● Instruction
Each line of the data that includes the string "open" is to be copied out.

● Supplied information
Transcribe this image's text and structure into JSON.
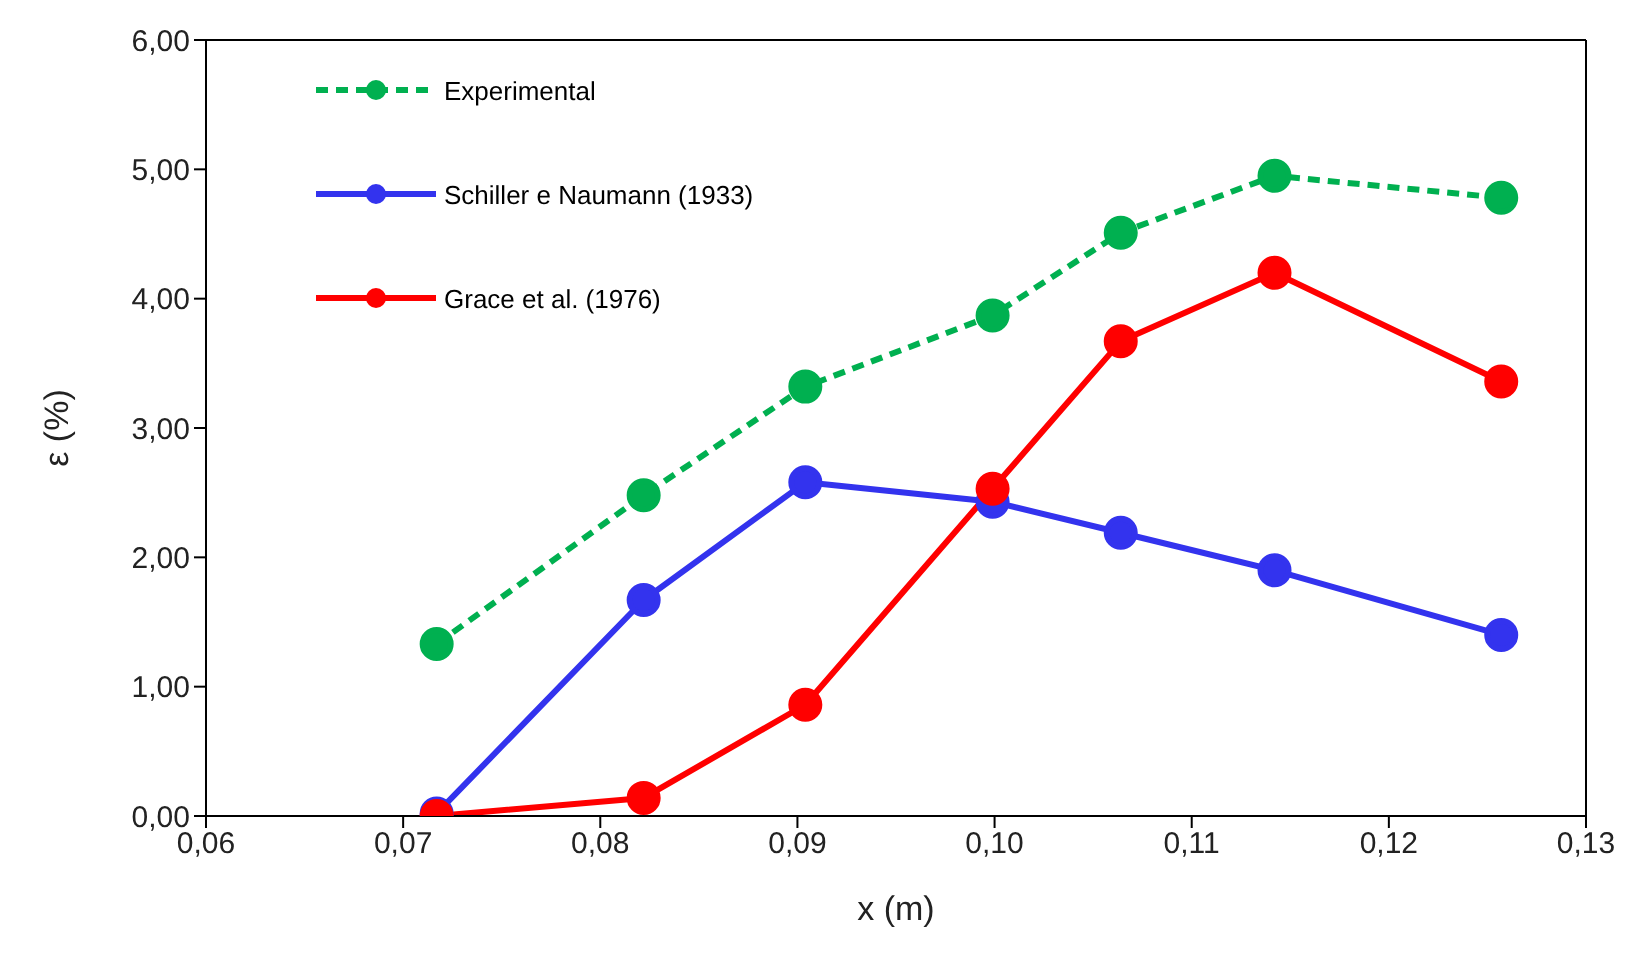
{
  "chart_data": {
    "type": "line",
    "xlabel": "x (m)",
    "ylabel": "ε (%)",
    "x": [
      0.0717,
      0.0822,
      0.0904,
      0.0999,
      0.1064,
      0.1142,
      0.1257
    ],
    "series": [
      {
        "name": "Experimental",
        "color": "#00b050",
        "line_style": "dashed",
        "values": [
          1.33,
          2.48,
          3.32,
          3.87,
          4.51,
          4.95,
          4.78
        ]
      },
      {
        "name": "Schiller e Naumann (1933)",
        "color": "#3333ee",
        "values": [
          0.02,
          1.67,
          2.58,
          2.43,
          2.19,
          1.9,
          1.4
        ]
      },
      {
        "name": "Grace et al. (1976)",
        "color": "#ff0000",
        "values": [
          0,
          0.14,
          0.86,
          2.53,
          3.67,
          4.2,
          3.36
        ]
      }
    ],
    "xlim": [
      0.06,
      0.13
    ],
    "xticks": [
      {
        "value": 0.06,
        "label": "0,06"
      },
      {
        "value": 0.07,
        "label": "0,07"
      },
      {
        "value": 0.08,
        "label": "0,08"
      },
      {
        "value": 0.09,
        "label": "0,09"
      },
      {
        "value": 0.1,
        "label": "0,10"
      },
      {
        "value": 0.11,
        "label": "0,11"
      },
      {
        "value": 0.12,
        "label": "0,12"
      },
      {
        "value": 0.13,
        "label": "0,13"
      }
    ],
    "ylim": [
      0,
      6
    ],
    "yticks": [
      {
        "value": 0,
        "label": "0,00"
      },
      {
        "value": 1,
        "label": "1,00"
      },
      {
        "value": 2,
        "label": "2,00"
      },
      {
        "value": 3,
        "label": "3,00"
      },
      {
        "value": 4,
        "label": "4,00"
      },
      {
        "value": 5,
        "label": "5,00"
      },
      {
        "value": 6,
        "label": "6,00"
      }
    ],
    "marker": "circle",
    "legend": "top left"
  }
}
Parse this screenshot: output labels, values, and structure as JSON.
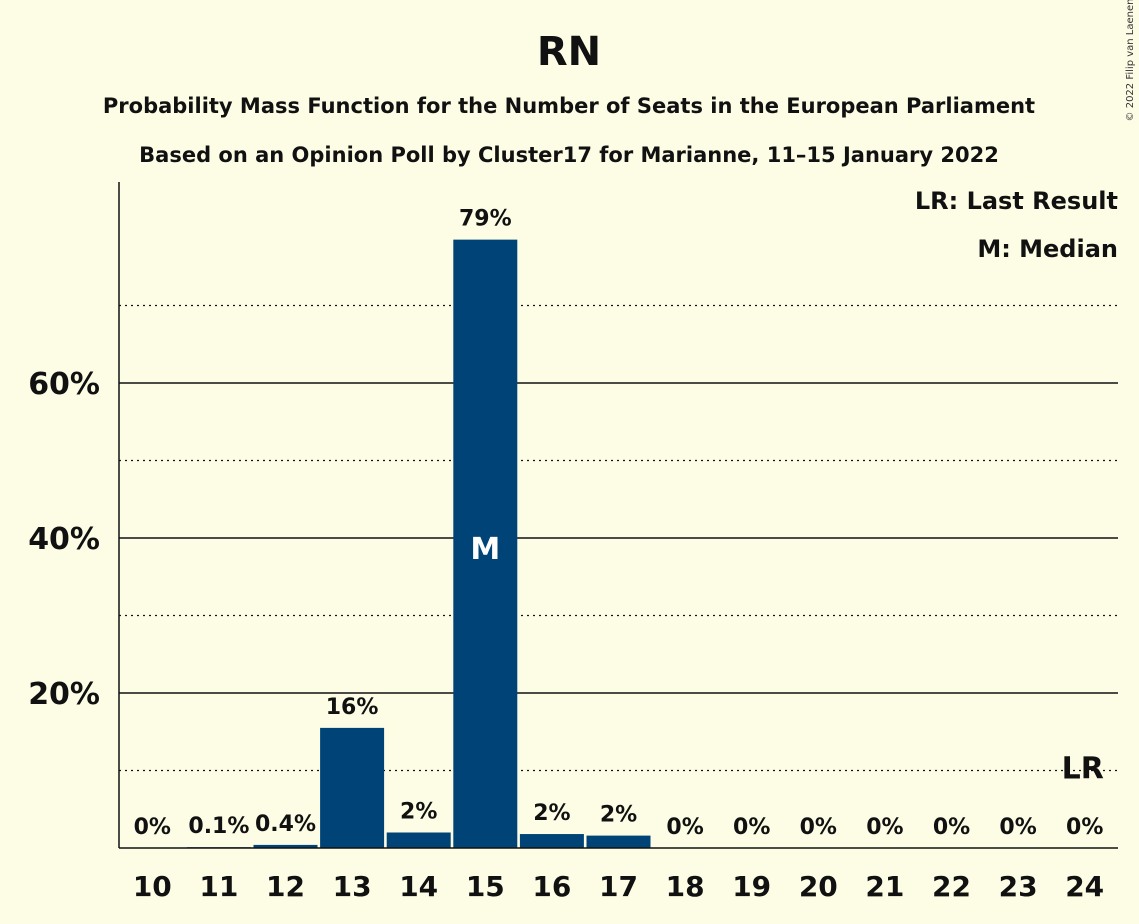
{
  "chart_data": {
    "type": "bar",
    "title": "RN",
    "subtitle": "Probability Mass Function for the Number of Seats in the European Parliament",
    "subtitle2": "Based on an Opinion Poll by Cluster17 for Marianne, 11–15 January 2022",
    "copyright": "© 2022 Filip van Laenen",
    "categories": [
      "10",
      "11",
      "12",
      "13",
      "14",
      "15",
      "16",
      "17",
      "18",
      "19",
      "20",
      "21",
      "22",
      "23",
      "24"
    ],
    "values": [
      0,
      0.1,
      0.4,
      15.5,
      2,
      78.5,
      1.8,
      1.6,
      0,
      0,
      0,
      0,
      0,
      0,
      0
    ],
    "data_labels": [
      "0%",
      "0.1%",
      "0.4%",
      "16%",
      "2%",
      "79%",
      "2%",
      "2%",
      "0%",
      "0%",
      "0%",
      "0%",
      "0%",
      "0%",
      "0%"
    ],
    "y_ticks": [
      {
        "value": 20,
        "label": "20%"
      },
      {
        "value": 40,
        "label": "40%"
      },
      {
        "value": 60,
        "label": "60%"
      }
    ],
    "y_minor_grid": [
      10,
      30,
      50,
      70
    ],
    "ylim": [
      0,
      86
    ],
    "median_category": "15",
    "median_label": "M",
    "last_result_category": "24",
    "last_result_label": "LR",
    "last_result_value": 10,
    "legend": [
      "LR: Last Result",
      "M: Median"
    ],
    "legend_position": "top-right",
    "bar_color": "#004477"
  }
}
==
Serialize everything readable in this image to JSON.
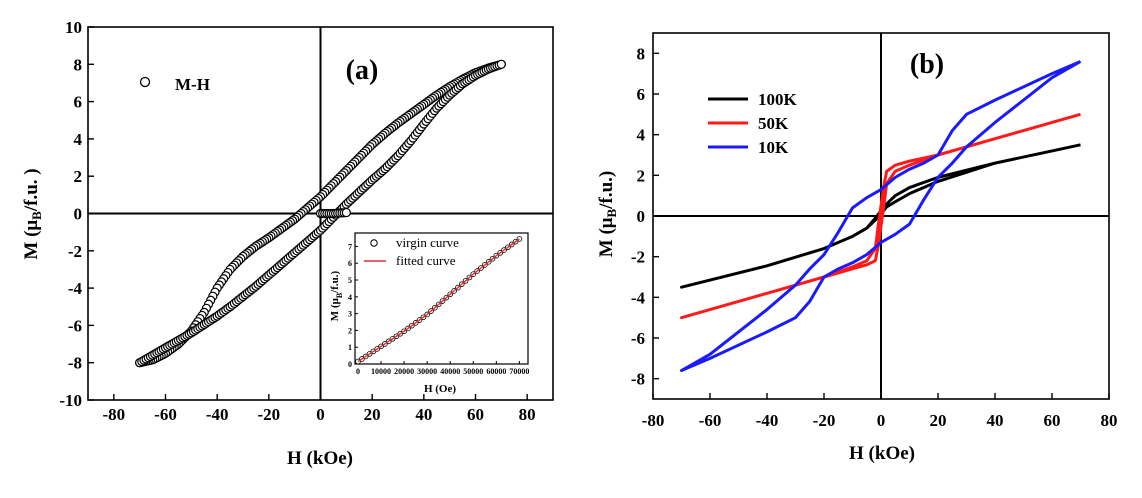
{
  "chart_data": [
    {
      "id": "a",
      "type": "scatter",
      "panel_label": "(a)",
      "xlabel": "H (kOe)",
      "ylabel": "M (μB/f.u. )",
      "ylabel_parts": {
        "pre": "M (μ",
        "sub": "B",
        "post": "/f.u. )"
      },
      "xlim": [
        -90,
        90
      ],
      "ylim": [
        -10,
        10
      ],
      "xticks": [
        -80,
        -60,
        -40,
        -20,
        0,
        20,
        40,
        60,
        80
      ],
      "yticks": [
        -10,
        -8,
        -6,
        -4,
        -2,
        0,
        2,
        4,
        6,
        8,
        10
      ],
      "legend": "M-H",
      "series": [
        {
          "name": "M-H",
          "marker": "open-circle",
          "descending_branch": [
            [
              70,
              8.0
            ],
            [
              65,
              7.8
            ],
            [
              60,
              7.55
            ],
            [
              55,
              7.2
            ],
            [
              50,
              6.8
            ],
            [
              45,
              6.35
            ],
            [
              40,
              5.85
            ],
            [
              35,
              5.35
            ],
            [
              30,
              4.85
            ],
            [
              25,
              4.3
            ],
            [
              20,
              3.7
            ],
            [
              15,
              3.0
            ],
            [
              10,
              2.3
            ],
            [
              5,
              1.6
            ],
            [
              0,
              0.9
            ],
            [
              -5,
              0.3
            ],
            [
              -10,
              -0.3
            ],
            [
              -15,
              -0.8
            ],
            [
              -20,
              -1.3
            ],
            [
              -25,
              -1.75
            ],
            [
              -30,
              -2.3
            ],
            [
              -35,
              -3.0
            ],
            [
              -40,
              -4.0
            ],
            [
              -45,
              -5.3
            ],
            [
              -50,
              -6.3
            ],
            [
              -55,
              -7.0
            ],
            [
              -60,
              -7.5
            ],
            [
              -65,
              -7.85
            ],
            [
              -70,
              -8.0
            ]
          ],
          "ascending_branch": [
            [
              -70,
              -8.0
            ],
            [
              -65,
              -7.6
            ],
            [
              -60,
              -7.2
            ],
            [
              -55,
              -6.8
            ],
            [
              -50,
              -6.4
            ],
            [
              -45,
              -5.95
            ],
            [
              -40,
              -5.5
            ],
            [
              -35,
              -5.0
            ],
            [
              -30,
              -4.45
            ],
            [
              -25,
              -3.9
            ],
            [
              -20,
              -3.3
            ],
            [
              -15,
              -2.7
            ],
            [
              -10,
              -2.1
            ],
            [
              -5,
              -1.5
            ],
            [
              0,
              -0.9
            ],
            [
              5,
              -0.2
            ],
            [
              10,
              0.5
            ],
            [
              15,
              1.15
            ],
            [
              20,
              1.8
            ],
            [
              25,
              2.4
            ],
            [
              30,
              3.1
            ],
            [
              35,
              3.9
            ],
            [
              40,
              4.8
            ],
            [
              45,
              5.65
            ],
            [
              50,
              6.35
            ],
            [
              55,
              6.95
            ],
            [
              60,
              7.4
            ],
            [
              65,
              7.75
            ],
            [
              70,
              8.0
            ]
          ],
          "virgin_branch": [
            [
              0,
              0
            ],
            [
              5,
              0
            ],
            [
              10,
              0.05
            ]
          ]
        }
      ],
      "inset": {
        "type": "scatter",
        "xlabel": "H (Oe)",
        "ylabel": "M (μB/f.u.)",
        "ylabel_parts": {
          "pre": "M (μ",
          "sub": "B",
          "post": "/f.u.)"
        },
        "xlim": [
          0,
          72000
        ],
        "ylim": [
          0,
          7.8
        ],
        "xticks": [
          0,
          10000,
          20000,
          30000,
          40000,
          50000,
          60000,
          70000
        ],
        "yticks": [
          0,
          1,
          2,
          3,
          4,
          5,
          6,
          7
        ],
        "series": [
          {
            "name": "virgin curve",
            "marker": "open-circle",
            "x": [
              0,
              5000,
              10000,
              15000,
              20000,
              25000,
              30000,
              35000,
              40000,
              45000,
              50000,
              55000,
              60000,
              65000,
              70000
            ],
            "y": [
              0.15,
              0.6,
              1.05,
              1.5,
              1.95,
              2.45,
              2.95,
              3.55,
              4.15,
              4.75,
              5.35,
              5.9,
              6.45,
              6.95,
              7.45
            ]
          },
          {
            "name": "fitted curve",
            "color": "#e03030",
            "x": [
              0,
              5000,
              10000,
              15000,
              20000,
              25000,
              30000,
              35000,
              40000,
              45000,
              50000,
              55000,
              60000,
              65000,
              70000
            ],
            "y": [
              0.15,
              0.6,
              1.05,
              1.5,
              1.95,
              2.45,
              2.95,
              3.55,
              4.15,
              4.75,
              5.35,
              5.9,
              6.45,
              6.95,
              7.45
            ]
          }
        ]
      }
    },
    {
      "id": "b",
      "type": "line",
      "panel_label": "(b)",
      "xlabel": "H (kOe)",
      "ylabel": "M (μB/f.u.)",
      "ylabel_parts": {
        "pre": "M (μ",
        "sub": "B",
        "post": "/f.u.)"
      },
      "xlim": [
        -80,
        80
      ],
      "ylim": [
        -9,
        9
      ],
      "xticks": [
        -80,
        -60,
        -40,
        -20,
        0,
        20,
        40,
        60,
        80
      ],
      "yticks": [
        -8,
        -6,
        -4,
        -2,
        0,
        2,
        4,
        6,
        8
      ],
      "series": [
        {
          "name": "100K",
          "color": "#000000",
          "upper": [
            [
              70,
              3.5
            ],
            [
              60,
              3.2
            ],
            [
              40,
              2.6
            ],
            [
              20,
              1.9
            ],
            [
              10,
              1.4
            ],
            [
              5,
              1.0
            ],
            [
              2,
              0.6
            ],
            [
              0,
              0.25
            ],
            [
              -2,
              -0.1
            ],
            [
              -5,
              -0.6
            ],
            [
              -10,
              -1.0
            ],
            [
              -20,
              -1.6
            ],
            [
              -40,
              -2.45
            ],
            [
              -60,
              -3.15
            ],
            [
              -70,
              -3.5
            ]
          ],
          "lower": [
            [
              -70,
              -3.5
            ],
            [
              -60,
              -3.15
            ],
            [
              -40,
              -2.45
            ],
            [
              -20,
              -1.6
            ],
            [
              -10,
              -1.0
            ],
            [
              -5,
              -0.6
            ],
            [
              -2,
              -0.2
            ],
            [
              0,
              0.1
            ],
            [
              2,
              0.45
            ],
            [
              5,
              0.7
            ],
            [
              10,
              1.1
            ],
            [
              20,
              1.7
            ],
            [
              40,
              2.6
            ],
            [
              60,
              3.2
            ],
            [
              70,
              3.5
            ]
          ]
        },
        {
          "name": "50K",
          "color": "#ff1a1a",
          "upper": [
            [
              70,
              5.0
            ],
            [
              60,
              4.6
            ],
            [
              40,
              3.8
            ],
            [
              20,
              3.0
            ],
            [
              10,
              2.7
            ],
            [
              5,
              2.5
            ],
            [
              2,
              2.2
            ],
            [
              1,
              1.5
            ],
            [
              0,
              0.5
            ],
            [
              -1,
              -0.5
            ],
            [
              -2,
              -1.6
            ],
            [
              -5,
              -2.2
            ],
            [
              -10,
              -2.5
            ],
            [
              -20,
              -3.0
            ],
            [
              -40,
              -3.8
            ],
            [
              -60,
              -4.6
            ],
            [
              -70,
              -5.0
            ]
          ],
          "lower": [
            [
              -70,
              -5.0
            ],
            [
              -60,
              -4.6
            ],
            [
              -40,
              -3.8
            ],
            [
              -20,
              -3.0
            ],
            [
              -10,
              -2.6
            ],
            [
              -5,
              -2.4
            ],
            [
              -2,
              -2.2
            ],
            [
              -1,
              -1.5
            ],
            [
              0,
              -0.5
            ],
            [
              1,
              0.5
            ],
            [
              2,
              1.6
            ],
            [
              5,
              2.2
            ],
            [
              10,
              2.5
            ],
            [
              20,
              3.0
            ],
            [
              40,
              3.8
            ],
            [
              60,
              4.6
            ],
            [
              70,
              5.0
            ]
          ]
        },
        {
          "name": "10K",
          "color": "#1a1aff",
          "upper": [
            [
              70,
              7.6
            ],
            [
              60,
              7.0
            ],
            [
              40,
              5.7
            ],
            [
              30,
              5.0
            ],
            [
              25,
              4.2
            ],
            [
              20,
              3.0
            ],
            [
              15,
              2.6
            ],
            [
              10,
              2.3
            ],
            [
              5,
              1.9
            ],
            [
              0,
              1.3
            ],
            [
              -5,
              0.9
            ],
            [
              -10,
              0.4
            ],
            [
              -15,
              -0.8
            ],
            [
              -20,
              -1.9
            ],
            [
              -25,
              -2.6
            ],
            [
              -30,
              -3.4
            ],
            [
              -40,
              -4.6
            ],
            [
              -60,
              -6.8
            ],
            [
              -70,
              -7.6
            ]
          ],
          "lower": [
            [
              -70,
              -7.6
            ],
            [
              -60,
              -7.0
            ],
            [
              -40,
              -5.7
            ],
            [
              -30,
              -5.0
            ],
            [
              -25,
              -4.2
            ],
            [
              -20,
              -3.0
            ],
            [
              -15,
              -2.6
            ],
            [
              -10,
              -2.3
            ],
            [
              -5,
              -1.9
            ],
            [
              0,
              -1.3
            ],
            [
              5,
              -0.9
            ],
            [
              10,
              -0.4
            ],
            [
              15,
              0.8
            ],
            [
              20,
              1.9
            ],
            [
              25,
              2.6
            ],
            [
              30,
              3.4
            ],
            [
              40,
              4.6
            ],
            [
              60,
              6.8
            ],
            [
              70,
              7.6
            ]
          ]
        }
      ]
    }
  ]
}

● Reply to the task
          "marker": "open-circle",
            "marker": "open-circle",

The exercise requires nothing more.